SHORT PROBLEM
Find the lines holding the string "комитете" in the data, then copy all of them.
== SUPPLIED ENTRIES
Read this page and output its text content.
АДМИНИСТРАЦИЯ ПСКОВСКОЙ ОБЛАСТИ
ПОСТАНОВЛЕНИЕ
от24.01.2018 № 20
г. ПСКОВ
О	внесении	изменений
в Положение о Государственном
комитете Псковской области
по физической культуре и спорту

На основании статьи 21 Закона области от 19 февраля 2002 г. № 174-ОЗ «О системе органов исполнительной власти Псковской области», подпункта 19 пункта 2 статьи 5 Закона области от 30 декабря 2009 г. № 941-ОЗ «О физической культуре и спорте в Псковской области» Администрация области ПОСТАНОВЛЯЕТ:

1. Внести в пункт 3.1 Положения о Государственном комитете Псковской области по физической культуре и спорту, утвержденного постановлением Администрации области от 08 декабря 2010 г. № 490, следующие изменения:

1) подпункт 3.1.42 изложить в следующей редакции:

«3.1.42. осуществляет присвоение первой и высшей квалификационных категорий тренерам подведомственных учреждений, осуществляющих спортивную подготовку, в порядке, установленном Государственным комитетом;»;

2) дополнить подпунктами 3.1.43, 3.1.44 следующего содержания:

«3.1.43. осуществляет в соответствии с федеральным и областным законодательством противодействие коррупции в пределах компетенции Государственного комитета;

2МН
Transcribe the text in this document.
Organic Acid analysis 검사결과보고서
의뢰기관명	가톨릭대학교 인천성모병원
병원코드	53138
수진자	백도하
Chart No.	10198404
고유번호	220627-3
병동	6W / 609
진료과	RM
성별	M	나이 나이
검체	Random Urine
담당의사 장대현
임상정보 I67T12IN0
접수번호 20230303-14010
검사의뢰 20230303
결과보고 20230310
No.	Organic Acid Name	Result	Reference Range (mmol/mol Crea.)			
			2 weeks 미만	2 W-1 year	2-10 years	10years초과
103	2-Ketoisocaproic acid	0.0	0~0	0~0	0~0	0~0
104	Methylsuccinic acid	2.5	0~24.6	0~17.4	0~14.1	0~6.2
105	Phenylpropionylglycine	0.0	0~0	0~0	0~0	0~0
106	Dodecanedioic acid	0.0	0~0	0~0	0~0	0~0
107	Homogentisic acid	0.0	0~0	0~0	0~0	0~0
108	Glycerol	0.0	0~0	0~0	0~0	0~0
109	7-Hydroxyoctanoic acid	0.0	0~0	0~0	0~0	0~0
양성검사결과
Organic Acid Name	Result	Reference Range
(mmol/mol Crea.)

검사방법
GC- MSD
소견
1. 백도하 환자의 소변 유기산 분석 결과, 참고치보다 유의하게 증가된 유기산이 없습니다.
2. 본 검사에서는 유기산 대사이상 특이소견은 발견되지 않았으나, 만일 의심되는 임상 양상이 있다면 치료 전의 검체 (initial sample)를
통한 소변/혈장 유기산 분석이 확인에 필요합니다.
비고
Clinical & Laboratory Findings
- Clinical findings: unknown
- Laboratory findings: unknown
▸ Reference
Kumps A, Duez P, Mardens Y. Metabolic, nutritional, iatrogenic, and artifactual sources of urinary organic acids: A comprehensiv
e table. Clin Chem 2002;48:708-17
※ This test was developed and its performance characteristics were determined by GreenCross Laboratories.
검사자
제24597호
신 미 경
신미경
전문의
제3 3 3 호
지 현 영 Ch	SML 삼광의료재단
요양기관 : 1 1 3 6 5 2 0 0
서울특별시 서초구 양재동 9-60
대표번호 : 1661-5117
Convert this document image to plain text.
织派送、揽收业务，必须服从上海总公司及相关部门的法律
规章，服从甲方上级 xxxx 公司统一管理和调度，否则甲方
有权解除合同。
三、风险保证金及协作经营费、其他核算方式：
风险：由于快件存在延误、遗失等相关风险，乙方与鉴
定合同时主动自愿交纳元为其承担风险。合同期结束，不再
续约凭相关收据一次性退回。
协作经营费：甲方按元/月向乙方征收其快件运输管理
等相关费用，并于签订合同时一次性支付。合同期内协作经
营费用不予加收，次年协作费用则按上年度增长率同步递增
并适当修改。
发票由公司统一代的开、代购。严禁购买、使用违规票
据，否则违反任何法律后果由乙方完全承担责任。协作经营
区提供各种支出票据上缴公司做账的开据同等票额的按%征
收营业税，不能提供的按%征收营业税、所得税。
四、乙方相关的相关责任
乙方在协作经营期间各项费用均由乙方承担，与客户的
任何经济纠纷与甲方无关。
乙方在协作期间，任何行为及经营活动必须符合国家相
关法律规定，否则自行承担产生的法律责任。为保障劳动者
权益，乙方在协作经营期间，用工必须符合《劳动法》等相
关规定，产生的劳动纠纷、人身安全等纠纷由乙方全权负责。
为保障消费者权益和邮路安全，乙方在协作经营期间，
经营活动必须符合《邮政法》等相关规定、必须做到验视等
====
RESPONSE
комитете Псковской области
1. Внести в пункт 3.1 Положения о Государственном комитете Псковской области по физической культуре и спорту, утвержденного постановлением Администрации области от 08 декабря 2010 г. № 490, следующие изменения:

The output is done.